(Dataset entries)

#####

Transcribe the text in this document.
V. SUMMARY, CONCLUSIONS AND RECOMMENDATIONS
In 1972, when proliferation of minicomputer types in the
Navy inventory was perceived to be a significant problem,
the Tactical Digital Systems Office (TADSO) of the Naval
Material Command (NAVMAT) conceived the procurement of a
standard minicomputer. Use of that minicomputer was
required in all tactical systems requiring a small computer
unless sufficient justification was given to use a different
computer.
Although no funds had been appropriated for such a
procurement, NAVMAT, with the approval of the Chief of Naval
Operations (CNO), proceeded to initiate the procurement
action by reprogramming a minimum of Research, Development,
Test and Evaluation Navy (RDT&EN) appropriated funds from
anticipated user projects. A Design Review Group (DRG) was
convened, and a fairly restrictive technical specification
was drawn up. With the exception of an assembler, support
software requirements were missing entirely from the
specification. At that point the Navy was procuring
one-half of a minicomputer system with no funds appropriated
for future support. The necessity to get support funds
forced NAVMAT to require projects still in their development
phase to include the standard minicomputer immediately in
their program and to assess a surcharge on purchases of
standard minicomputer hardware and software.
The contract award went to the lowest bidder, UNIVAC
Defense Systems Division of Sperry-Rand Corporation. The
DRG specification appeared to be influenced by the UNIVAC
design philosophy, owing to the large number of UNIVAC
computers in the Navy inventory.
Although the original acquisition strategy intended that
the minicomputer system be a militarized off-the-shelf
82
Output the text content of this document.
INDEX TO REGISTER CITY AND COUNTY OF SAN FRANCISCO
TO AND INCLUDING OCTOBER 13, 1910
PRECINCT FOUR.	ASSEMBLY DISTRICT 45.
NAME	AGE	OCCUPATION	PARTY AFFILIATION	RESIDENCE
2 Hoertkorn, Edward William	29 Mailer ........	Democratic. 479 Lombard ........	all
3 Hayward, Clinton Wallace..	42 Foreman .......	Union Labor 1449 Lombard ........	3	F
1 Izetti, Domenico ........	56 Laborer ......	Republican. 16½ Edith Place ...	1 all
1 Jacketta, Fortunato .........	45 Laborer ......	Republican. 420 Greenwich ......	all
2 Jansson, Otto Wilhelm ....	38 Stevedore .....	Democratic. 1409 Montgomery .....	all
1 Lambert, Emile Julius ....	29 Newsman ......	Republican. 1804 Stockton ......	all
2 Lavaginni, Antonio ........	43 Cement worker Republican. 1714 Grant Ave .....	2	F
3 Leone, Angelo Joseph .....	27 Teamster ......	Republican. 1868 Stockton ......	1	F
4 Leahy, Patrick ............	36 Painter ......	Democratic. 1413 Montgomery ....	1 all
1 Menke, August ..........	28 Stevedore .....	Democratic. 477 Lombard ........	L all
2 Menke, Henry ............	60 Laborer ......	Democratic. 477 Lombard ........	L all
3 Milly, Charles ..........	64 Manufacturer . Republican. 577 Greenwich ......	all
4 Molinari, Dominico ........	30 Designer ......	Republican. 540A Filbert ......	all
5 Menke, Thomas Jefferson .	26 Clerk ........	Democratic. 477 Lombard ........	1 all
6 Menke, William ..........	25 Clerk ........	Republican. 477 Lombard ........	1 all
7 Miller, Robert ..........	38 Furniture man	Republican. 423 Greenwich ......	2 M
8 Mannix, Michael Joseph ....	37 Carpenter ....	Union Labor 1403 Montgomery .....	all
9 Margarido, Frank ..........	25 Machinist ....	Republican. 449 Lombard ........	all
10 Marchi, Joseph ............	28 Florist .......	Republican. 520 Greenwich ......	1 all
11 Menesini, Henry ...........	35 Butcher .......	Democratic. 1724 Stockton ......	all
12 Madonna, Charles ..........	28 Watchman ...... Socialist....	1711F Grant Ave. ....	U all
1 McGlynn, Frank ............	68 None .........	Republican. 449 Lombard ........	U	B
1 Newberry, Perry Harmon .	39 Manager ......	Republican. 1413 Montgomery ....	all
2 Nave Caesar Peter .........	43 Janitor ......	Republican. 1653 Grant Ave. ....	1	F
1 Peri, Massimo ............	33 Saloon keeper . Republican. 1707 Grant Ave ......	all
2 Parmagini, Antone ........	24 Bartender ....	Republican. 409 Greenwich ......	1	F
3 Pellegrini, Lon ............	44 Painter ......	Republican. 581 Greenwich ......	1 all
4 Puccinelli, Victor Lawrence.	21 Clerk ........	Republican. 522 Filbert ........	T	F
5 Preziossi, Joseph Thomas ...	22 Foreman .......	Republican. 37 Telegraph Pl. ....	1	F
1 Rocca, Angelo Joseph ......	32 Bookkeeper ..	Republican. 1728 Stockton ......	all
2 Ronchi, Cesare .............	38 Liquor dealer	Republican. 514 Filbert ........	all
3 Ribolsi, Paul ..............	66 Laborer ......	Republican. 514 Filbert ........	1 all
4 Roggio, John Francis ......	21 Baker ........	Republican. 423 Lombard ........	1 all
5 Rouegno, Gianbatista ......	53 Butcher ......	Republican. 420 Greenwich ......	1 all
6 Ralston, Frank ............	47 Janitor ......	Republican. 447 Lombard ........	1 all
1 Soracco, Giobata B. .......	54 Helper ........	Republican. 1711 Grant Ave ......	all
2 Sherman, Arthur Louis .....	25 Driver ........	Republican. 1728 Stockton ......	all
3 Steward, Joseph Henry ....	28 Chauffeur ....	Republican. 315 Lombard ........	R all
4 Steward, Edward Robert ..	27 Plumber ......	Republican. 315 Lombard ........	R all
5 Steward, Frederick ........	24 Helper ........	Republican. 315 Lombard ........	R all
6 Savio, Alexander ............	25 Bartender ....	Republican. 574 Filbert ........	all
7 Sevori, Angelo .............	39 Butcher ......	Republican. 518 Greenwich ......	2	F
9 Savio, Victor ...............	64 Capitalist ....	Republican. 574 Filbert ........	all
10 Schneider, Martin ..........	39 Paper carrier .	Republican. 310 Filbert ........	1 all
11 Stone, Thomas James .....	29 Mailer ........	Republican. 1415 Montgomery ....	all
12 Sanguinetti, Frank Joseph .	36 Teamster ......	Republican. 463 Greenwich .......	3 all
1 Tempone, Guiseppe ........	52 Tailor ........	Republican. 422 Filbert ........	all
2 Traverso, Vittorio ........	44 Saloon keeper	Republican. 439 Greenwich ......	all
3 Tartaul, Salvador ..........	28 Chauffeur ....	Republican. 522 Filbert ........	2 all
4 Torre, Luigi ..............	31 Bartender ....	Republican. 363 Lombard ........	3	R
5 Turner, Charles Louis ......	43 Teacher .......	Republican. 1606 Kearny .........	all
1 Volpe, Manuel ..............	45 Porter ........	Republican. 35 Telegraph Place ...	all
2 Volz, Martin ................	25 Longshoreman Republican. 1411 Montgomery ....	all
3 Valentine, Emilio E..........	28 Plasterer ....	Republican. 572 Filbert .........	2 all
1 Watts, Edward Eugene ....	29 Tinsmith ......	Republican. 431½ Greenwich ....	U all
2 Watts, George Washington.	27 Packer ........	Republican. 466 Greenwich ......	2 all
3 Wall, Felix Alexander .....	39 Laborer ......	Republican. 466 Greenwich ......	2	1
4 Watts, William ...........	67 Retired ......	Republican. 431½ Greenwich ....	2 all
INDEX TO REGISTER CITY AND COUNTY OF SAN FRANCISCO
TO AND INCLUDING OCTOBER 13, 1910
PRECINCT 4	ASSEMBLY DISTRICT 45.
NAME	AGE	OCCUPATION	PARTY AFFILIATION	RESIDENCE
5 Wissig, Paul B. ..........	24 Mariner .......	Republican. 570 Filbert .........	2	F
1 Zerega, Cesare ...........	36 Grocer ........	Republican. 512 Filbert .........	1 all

#####

--- WORK INSTRUCTIONS ---
Make an exact copy of the records.

--- EXPECTED OUTPUT ---
Transcribe the text in this document.
V. SUMMARY, CONCLUSIONS AND RECOMMENDATIONS
In 1972, when proliferation of minicomputer types in the
Navy inventory was perceived to be a significant problem,
the Tactical Digital Systems Office (TADSO) of the Naval
Material Command (NAVMAT) conceived the procurement of a
standard minicomputer. Use of that minicomputer was
required in all tactical systems requiring a small computer
unless sufficient justification was given to use a different
computer.
Although no funds had been appropriated for such a
procurement, NAVMAT, with the approval of the Chief of Naval
Operations (CNO), proceeded to initiate the procurement
action by reprogramming a minimum of Research, Development,
Test and Evaluation Navy (RDT&EN) appropriated funds from
anticipated user projects. A Design Review Group (DRG) was
convened, and a fairly restrictive technical specification
was drawn up. With the exception of an assembler, support
software requirements were missing entirely from the
specification. At that point the Navy was procuring
one-half of a minicomputer system with no funds appropriated
for future support. The necessity to get support funds
forced NAVMAT to require projects still in their development
phase to include the standard minicomputer immediately in
their program and to assess a surcharge on purchases of
standard minicomputer hardware and software.
The contract award went to the lowest bidder, UNIVAC
Defense Systems Division of Sperry-Rand Corporation. The
DRG specification appeared to be influenced by the UNIVAC
design philosophy, owing to the large number of UNIVAC
computers in the Navy inventory.
Although the original acquisition strategy intended that
the minicomputer system be a militarized off-the-shelf
82
Output the text content of this document.
INDEX TO REGISTER CITY AND COUNTY OF SAN FRANCISCO
TO AND INCLUDING OCTOBER 13, 1910
PRECINCT FOUR.	ASSEMBLY DISTRICT 45.
NAME	AGE	OCCUPATION	PARTY AFFILIATION	RESIDENCE
2 Hoertkorn, Edward William	29 Mailer ........	Democratic. 479 Lombard ........	all
3 Hayward, Clinton Wallace..	42 Foreman .......	Union Labor 1449 Lombard ........	3	F
1 Izetti, Domenico ........	56 Laborer ......	Republican. 16½ Edith Place ...	1 all
1 Jacketta, Fortunato .........	45 Laborer ......	Republican. 420 Greenwich ......	all
2 Jansson, Otto Wilhelm ....	38 Stevedore .....	Democratic. 1409 Montgomery .....	all
1 Lambert, Emile Julius ....	29 Newsman ......	Republican. 1804 Stockton ......	all
2 Lavaginni, Antonio ........	43 Cement worker Republican. 1714 Grant Ave .....	2	F
3 Leone, Angelo Joseph .....	27 Teamster ......	Republican. 1868 Stockton ......	1	F
4 Leahy, Patrick ............	36 Painter ......	Democratic. 1413 Montgomery ....	1 all
1 Menke, August ..........	28 Stevedore .....	Democratic. 477 Lombard ........	L all
2 Menke, Henry ............	60 Laborer ......	Democratic. 477 Lombard ........	L all
3 Milly, Charles ..........	64 Manufacturer . Republican. 577 Greenwich ......	all
4 Molinari, Dominico ........	30 Designer ......	Republican. 540A Filbert ......	all
5 Menke, Thomas Jefferson .	26 Clerk ........	Democratic. 477 Lombard ........	1 all
6 Menke, William ..........	25 Clerk ........	Republican. 477 Lombard ........	1 all
7 Miller, Robert ..........	38 Furniture man	Republican. 423 Greenwich ......	2 M
8 Mannix, Michael Joseph ....	37 Carpenter ....	Union Labor 1403 Montgomery .....	all
9 Margarido, Frank ..........	25 Machinist ....	Republican. 449 Lombard ........	all
10 Marchi, Joseph ............	28 Florist .......	Republican. 520 Greenwich ......	1 all
11 Menesini, Henry ...........	35 Butcher .......	Democratic. 1724 Stockton ......	all
12 Madonna, Charles ..........	28 Watchman ...... Socialist....	1711F Grant Ave. ....	U all
1 McGlynn, Frank ............	68 None .........	Republican. 449 Lombard ........	U	B
1 Newberry, Perry Harmon .	39 Manager ......	Republican. 1413 Montgomery ....	all
2 Nave Caesar Peter .........	43 Janitor ......	Republican. 1653 Grant Ave. ....	1	F
1 Peri, Massimo ............	33 Saloon keeper . Republican. 1707 Grant Ave ......	all
2 Parmagini, Antone ........	24 Bartender ....	Republican. 409 Greenwich ......	1	F
3 Pellegrini, Lon ............	44 Painter ......	Republican. 581 Greenwich ......	1 all
4 Puccinelli, Victor Lawrence.	21 Clerk ........	Republican. 522 Filbert ........	T	F
5 Preziossi, Joseph Thomas ...	22 Foreman .......	Republican. 37 Telegraph Pl. ....	1	F
1 Rocca, Angelo Joseph ......	32 Bookkeeper ..	Republican. 1728 Stockton ......	all
2 Ronchi, Cesare .............	38 Liquor dealer	Republican. 514 Filbert ........	all
3 Ribolsi, Paul ..............	66 Laborer ......	Republican. 514 Filbert ........	1 all
4 Roggio, John Francis ......	21 Baker ........	Republican. 423 Lombard ........	1 all
5 Rouegno, Gianbatista ......	53 Butcher ......	Republican. 420 Greenwich ......	1 all
6 Ralston, Frank ............	47 Janitor ......	Republican. 447 Lombard ........	1 all
1 Soracco, Giobata B. .......	54 Helper ........	Republican. 1711 Grant Ave ......	all
2 Sherman, Arthur Louis .....	25 Driver ........	Republican. 1728 Stockton ......	all
3 Steward, Joseph Henry ....	28 Chauffeur ....	Republican. 315 Lombard ........	R all
4 Steward, Edward Robert ..	27 Plumber ......	Republican. 315 Lombard ........	R all
5 Steward, Frederick ........	24 Helper ........	Republican. 315 Lombard ........	R all
6 Savio, Alexander ............	25 Bartender ....	Republican. 574 Filbert ........	all
7 Sevori, Angelo .............	39 Butcher ......	Republican. 518 Greenwich ......	2	F
9 Savio, Victor ...............	64 Capitalist ....	Republican. 574 Filbert ........	all
10 Schneider, Martin ..........	39 Paper carrier .	Republican. 310 Filbert ........	1 all
11 Stone, Thomas James .....	29 Mailer ........	Republican. 1415 Montgomery ....	all
12 Sanguinetti, Frank Joseph .	36 Teamster ......	Republican. 463 Greenwich .......	3 all
1 Tempone, Guiseppe ........	52 Tailor ........	Republican. 422 Filbert ........	all
2 Traverso, Vittorio ........	44 Saloon keeper	Republican. 439 Greenwich ......	all
3 Tartaul, Salvador ..........	28 Chauffeur ....	Republican. 522 Filbert ........	2 all
4 Torre, Luigi ..............	31 Bartender ....	Republican. 363 Lombard ........	3	R
5 Turner, Charles Louis ......	43 Teacher .......	Republican. 1606 Kearny .........	all
1 Volpe, Manuel ..............	45 Porter ........	Republican. 35 Telegraph Place ...	all
2 Volz, Martin ................	25 Longshoreman Republican. 1411 Montgomery ....	all
3 Valentine, Emilio E..........	28 Plasterer ....	Republican. 572 Filbert .........	2 all
1 Watts, Edward Eugene ....	29 Tinsmith ......	Republican. 431½ Greenwich ....	U all
2 Watts, George Washington.	27 Packer ........	Republican. 466 Greenwich ......	2 all
3 Wall, Felix Alexander .....	39 Laborer ......	Republican. 466 Greenwich ......	2	1
4 Watts, William ...........	67 Retired ......	Republican. 431½ Greenwich ....	2 all
INDEX TO REGISTER CITY AND COUNTY OF SAN FRANCISCO
TO AND INCLUDING OCTOBER 13, 1910
PRECINCT 4	ASSEMBLY DISTRICT 45.
NAME	AGE	OCCUPATION	PARTY AFFILIATION	RESIDENCE
5 Wissig, Paul B. ..........	24 Mariner .......	Republican. 570 Filbert .........	2	F
1 Zerega, Cesare ...........	36 Grocer ........	Republican. 512 Filbert .........	1 all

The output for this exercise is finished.